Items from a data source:

━━━━━━━━━━━━━━━━

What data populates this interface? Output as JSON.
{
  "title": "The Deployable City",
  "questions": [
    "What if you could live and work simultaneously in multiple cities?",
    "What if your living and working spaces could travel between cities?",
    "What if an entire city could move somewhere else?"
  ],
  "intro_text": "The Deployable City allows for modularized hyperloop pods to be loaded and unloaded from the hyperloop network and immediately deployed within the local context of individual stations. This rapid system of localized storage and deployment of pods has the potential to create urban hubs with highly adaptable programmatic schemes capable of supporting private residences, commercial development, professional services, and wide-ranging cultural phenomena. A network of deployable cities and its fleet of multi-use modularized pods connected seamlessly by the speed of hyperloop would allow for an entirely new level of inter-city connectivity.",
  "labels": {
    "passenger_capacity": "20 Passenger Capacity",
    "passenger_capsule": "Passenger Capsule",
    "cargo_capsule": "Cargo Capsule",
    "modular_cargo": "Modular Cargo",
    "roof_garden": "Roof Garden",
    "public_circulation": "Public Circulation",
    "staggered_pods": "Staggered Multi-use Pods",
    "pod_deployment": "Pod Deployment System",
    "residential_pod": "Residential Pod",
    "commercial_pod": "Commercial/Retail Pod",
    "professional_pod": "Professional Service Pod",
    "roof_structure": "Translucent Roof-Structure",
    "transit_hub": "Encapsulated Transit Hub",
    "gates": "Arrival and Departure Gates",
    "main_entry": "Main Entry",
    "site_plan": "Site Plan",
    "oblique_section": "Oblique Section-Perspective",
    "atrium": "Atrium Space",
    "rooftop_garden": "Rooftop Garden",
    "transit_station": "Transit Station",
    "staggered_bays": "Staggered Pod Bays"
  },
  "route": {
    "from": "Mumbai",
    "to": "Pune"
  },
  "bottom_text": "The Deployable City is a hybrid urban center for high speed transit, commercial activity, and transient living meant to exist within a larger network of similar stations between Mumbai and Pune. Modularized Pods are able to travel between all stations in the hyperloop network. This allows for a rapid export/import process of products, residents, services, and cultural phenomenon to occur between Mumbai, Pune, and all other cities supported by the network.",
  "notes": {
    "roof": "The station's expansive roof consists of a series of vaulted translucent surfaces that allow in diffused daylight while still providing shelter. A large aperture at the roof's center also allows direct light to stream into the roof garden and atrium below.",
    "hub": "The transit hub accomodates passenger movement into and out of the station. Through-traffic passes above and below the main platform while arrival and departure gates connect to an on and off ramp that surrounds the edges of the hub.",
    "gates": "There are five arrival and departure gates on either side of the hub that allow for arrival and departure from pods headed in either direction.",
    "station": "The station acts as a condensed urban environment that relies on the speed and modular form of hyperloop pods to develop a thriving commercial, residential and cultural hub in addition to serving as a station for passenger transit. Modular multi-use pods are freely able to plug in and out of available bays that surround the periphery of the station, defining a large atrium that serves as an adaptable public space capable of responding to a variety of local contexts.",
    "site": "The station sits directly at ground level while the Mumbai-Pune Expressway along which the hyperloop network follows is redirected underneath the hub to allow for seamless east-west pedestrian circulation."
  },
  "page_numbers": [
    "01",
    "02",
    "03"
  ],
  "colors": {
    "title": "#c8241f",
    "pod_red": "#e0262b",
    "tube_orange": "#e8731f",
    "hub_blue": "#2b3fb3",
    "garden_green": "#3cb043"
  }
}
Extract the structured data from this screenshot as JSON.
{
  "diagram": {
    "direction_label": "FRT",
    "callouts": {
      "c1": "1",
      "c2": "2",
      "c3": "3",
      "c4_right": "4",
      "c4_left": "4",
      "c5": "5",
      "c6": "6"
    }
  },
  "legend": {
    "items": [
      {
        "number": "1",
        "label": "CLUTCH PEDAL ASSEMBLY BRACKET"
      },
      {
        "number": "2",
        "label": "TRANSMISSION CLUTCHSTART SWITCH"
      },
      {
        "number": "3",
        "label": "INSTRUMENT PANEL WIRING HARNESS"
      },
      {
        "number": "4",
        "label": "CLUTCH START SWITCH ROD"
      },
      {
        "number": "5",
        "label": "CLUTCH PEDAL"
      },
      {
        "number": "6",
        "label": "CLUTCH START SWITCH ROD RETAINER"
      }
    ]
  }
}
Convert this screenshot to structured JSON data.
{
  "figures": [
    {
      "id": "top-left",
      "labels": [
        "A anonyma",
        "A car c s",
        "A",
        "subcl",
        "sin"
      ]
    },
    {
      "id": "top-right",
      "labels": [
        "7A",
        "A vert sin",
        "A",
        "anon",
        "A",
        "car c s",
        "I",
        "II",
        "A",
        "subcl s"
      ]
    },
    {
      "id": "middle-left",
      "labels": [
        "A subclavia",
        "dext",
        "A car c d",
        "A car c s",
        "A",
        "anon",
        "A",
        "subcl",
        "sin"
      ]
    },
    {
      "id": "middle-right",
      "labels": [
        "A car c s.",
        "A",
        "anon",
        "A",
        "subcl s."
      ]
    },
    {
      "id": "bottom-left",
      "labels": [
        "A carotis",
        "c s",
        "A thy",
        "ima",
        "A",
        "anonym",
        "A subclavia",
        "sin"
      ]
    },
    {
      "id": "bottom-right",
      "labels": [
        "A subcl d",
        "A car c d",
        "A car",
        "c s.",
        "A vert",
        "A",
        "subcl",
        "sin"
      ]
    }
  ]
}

━━━━━━━━━━━━━━━━

### The task
All of the material above needs to be retyped word for word.

### Solved problem
What data populates this interface? Output as JSON.
{
  "title": "The Deployable City",
  "questions": [
    "What if you could live and work simultaneously in multiple cities?",
    "What if your living and working spaces could travel between cities?",
    "What if an entire city could move somewhere else?"
  ],
  "intro_text": "The Deployable City allows for modularized hyperloop pods to be loaded and unloaded from the hyperloop network and immediately deployed within the local context of individual stations. This rapid system of localized storage and deployment of pods has the potential to create urban hubs with highly adaptable programmatic schemes capable of supporting private residences, commercial development, professional services, and wide-ranging cultural phenomena. A network of deployable cities and its fleet of multi-use modularized pods connected seamlessly by the speed of hyperloop would allow for an entirely new level of inter-city connectivity.",
  "labels": {
    "passenger_capacity": "20 Passenger Capacity",
    "passenger_capsule": "Passenger Capsule",
    "cargo_capsule": "Cargo Capsule",
    "modular_cargo": "Modular Cargo",
    "roof_garden": "Roof Garden",
    "public_circulation": "Public Circulation",
    "staggered_pods": "Staggered Multi-use Pods",
    "pod_deployment": "Pod Deployment System",
    "residential_pod": "Residential Pod",
    "commercial_pod": "Commercial/Retail Pod",
    "professional_pod": "Professional Service Pod",
    "roof_structure": "Translucent Roof-Structure",
    "transit_hub": "Encapsulated Transit Hub",
    "gates": "Arrival and Departure Gates",
    "main_entry": "Main Entry",
    "site_plan": "Site Plan",
    "oblique_section": "Oblique Section-Perspective",
    "atrium": "Atrium Space",
    "rooftop_garden": "Rooftop Garden",
    "transit_station": "Transit Station",
    "staggered_bays": "Staggered Pod Bays"
  },
  "route": {
    "from": "Mumbai",
    "to": "Pune"
  },
  "bottom_text": "The Deployable City is a hybrid urban center for high speed transit, commercial activity, and transient living meant to exist within a larger network of similar stations between Mumbai and Pune. Modularized Pods are able to travel between all stations in the hyperloop network. This allows for a rapid export/import process of products, residents, services, and cultural phenomenon to occur between Mumbai, Pune, and all other cities supported by the network.",
  "notes": {
    "roof": "The station's expansive roof consists of a series of vaulted translucent surfaces that allow in diffused daylight while still providing shelter. A large aperture at the roof's center also allows direct light to stream into the roof garden and atrium below.",
    "hub": "The transit hub accomodates passenger movement into and out of the station. Through-traffic passes above and below the main platform while arrival and departure gates connect to an on and off ramp that surrounds the edges of the hub.",
    "gates": "There are five arrival and departure gates on either side of the hub that allow for arrival and departure from pods headed in either direction.",
    "station": "The station acts as a condensed urban environment that relies on the speed and modular form of hyperloop pods to develop a thriving commercial, residential and cultural hub in addition to serving as a station for passenger transit. Modular multi-use pods are freely able to plug in and out of available bays that surround the periphery of the station, defining a large atrium that serves as an adaptable public space capable of responding to a variety of local contexts.",
    "site": "The station sits directly at ground level while the Mumbai-Pune Expressway along which the hyperloop network follows is redirected underneath the hub to allow for seamless east-west pedestrian circulation."
  },
  "page_numbers": [
    "01",
    "02",
    "03"
  ],
  "colors": {
    "title": "#c8241f",
    "pod_red": "#e0262b",
    "tube_orange": "#e8731f",
    "hub_blue": "#2b3fb3",
    "garden_green": "#3cb043"
  }
}
Extract the structured data from this screenshot as JSON.
{
  "diagram": {
    "direction_label": "FRT",
    "callouts": {
      "c1": "1",
      "c2": "2",
      "c3": "3",
      "c4_right": "4",
      "c4_left": "4",
      "c5": "5",
      "c6": "6"
    }
  },
  "legend": {
    "items": [
      {
        "number": "1",
        "label": "CLUTCH PEDAL ASSEMBLY BRACKET"
      },
      {
        "number": "2",
        "label": "TRANSMISSION CLUTCHSTART SWITCH"
      },
      {
        "number": "3",
        "label": "INSTRUMENT PANEL WIRING HARNESS"
      },
      {
        "number": "4",
        "label": "CLUTCH START SWITCH ROD"
      },
      {
        "number": "5",
        "label": "CLUTCH PEDAL"
      },
      {
        "number": "6",
        "label": "CLUTCH START SWITCH ROD RETAINER"
      }
    ]
  }
}
Convert this screenshot to structured JSON data.
{
  "figures": [
    {
      "id": "top-left",
      "labels": [
        "A anonyma",
        "A car c s",
        "A",
        "subcl",
        "sin"
      ]
    },
    {
      "id": "top-right",
      "labels": [
        "7A",
        "A vert sin",
        "A",
        "anon",
        "A",
        "car c s",
        "I",
        "II",
        "A",
        "subcl s"
      ]
    },
    {
      "id": "middle-left",
      "labels": [
        "A subclavia",
        "dext",
        "A car c d",
        "A car c s",
        "A",
        "anon",
        "A",
        "subcl",
        "sin"
      ]
    },
    {
      "id": "middle-right",
      "labels": [
        "A car c s.",
        "A",
        "anon",
        "A",
        "subcl s."
      ]
    },
    {
      "id": "bottom-left",
      "labels": [
        "A carotis",
        "c s",
        "A thy",
        "ima",
        "A",
        "anonym",
        "A subclavia",
        "sin"
      ]
    },
    {
      "id": "bottom-right",
      "labels": [
        "A subcl d",
        "A car c d",
        "A car",
        "c s.",
        "A vert",
        "A",
        "subcl",
        "sin"
      ]
    }
  ]
}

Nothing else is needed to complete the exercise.